> **WHAT YOU ARE ASKED TO DO**: Reproduce each line from the records that holds "Solar".
>> BEGIN SUPPLIED ENTRIES
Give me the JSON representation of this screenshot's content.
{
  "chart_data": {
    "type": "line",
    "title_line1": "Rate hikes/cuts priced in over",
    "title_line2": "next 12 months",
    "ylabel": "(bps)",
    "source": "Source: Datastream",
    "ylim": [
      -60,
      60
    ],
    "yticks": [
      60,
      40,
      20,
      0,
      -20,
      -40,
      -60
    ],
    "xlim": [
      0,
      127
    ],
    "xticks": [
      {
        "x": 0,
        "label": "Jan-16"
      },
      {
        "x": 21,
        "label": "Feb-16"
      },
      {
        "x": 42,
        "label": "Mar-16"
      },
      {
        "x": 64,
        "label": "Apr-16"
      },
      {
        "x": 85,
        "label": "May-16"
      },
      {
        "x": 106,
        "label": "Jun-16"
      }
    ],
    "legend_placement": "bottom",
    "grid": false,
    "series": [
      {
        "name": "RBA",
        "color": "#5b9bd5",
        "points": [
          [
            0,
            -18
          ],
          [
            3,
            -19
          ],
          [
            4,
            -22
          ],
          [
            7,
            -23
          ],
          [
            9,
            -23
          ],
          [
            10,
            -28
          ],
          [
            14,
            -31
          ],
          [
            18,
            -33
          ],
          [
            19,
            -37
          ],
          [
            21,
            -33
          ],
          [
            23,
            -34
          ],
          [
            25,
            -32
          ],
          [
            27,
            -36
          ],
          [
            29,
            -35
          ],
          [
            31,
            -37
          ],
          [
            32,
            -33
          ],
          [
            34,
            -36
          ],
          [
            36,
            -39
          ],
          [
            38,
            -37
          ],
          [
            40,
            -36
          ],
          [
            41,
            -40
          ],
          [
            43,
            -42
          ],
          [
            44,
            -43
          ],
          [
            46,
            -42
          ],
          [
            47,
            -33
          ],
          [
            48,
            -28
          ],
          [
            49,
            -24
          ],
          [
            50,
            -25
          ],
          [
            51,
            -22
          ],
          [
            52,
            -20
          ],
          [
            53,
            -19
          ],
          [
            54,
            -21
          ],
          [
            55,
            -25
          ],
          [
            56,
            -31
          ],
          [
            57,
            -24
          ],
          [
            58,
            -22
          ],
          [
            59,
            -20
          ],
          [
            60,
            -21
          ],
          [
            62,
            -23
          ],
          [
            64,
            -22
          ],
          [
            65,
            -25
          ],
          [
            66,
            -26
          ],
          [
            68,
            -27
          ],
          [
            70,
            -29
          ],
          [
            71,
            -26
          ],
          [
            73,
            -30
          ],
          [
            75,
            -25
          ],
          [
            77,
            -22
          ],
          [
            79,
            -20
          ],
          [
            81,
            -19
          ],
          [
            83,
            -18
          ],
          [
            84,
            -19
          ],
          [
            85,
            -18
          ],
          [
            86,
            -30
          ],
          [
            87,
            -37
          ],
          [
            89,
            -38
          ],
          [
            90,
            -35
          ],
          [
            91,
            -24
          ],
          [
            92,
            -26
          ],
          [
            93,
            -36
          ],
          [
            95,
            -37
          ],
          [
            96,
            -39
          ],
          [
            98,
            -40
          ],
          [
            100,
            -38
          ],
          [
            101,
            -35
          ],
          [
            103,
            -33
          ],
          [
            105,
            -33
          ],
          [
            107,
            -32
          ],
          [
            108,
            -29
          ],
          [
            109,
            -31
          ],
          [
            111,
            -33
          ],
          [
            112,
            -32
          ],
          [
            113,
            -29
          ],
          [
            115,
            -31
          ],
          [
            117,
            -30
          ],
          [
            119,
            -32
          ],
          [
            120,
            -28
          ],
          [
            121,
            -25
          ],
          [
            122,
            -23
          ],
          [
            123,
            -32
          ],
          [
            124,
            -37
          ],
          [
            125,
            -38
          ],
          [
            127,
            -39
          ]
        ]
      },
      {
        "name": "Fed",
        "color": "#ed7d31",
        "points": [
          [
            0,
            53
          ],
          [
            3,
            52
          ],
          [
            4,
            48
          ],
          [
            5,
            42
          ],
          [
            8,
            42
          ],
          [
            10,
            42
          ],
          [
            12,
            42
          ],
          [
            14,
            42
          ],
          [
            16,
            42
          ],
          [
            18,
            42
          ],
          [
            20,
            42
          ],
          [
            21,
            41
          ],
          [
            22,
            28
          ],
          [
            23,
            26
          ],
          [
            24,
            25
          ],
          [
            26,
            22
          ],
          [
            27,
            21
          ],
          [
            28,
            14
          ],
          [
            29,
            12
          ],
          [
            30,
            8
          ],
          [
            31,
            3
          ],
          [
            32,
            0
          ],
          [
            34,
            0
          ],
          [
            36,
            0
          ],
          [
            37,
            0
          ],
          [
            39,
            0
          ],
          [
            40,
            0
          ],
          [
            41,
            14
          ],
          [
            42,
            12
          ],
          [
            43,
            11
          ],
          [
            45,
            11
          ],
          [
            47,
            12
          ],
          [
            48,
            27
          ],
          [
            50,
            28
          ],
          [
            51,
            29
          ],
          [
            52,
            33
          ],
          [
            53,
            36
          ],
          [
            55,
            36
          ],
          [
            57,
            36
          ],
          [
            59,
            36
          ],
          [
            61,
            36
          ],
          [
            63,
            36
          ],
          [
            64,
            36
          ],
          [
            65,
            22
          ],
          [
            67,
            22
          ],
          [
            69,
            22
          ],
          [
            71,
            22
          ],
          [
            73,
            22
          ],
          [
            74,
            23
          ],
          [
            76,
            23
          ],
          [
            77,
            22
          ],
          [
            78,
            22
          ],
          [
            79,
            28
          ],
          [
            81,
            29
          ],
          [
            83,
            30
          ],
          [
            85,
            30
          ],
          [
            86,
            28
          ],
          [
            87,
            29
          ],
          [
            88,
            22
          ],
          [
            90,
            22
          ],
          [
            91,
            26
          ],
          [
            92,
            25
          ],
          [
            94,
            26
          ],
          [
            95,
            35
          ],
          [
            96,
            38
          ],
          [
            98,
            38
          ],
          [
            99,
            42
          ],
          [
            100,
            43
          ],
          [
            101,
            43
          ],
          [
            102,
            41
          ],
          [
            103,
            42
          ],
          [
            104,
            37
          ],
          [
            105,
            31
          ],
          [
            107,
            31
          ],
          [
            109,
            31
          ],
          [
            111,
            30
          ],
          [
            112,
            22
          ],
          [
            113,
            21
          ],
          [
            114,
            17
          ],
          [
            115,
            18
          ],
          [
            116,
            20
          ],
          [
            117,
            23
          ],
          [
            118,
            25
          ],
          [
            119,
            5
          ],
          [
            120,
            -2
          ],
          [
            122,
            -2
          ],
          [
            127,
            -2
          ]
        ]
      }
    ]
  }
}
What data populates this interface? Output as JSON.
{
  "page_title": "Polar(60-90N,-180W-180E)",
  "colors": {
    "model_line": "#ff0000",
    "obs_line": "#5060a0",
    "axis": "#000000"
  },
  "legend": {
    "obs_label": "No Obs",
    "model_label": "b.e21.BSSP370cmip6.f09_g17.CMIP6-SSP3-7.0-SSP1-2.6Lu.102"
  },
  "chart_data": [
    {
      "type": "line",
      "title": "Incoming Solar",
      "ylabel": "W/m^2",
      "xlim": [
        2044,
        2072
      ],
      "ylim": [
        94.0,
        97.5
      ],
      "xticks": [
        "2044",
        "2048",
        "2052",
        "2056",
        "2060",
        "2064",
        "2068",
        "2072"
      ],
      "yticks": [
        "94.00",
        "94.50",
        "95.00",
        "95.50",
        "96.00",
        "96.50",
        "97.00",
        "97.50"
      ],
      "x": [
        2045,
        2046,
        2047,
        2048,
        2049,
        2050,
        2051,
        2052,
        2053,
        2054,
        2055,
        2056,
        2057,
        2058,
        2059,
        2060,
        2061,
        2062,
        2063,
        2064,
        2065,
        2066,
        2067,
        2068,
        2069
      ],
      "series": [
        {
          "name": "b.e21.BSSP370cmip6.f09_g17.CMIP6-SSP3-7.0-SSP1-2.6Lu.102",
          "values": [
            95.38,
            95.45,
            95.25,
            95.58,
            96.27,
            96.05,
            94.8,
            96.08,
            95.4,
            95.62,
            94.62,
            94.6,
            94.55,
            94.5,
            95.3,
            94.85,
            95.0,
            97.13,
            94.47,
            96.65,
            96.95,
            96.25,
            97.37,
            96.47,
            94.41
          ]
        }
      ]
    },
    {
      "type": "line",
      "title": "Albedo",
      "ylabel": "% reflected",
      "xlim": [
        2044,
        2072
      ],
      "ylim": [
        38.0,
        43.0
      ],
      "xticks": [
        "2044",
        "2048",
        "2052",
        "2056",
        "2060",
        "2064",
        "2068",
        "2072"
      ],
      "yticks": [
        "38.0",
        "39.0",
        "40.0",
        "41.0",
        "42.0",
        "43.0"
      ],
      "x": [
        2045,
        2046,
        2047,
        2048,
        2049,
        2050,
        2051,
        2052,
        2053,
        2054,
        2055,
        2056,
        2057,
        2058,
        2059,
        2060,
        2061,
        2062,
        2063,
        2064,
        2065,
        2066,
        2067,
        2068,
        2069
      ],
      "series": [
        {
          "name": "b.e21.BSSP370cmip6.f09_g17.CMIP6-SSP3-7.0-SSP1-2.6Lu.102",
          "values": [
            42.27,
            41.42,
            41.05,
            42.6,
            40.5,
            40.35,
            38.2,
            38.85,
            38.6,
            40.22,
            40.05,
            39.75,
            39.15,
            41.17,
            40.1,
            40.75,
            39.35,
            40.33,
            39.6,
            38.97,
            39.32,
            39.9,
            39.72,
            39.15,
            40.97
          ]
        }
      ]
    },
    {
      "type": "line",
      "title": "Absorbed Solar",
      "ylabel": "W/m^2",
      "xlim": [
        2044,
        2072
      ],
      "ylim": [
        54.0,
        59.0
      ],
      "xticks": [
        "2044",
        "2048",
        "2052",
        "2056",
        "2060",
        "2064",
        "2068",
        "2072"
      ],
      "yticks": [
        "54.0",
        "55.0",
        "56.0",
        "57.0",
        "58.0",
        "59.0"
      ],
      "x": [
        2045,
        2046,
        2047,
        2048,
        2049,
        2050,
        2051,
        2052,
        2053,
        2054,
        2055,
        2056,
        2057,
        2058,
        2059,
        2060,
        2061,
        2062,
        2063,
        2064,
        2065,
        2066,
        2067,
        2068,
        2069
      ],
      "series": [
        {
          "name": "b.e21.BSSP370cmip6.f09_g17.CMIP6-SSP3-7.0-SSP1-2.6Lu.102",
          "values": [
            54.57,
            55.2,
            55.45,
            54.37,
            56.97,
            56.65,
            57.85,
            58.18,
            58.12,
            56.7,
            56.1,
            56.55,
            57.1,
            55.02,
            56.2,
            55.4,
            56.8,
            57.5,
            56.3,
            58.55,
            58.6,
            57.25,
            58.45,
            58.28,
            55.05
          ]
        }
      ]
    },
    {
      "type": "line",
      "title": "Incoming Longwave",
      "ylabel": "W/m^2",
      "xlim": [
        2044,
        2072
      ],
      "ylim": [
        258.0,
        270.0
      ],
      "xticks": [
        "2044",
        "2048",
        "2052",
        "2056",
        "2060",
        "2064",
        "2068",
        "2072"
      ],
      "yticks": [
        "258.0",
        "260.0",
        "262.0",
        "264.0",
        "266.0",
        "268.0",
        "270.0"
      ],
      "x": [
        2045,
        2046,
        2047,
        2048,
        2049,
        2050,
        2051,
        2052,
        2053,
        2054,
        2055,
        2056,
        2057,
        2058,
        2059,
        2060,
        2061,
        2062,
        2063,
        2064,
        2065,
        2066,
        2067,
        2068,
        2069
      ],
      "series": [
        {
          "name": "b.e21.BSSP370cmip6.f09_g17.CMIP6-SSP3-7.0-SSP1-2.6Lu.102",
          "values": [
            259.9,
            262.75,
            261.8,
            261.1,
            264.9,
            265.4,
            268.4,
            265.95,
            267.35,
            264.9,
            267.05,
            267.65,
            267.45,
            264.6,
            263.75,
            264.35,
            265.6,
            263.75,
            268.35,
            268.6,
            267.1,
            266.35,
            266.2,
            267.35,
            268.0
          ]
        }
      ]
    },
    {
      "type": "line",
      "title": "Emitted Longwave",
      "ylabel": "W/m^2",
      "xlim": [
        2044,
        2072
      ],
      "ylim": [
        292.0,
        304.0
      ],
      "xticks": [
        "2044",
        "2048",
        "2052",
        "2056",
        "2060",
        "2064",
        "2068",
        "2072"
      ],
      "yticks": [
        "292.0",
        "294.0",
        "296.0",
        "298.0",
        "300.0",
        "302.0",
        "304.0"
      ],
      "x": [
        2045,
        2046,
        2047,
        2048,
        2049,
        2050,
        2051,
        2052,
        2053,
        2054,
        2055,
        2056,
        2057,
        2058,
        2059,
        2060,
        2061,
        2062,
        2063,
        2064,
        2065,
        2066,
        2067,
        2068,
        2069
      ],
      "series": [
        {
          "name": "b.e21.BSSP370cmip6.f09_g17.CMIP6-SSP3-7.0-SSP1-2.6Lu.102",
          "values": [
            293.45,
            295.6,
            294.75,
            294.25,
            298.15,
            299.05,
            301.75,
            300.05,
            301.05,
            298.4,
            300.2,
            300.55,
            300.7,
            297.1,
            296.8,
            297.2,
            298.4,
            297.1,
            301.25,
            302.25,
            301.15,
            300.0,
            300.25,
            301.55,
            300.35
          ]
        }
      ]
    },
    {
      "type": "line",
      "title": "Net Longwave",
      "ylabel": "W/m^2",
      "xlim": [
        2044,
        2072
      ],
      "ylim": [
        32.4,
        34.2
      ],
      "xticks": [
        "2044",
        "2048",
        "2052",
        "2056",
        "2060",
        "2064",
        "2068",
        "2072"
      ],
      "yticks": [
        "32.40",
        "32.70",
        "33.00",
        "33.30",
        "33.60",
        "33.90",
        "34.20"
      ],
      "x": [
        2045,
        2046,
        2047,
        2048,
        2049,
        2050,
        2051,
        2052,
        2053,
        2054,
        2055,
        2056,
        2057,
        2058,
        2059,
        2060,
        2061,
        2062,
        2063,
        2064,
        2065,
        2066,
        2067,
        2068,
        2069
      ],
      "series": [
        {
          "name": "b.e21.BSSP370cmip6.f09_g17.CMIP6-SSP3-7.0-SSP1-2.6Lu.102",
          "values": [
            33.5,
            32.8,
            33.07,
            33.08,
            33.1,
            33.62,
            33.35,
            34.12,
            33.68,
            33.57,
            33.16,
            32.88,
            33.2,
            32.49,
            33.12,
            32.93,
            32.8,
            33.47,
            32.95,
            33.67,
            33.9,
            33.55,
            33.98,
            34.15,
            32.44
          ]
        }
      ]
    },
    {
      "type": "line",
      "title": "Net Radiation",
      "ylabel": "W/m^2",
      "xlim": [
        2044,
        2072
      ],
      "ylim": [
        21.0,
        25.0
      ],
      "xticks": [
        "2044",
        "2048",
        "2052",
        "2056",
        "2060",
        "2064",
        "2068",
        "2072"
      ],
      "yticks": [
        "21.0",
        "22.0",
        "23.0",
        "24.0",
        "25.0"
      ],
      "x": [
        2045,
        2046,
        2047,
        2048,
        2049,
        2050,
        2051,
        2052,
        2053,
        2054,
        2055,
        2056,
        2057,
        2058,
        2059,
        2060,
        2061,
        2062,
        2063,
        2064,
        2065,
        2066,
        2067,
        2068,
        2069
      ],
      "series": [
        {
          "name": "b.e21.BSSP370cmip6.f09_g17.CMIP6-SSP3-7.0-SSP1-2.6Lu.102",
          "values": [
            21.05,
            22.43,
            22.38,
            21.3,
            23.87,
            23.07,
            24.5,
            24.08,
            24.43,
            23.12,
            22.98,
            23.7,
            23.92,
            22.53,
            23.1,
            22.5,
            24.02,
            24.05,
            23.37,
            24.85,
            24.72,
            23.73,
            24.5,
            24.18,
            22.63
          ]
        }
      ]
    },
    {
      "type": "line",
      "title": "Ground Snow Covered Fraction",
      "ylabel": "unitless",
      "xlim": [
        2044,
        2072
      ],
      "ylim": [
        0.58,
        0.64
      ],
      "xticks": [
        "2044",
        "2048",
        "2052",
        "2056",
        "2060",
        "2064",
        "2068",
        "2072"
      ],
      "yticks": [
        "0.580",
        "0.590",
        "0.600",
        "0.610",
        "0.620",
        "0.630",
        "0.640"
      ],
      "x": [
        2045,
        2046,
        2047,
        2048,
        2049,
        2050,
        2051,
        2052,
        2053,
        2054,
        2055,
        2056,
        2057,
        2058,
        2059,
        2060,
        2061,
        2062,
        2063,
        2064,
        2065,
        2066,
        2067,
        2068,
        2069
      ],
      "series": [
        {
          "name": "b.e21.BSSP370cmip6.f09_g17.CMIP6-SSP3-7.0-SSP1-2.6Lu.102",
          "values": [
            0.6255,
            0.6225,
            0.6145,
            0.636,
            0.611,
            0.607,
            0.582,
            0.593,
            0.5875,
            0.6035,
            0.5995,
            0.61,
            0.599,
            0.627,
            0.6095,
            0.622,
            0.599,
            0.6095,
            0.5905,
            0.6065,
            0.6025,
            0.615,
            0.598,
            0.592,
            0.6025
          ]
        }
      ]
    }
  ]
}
>> END SUPPLIED ENTRIES
> **OUTPUT**:
      "title": "Incoming Solar",
      "title": "Absorbed Solar",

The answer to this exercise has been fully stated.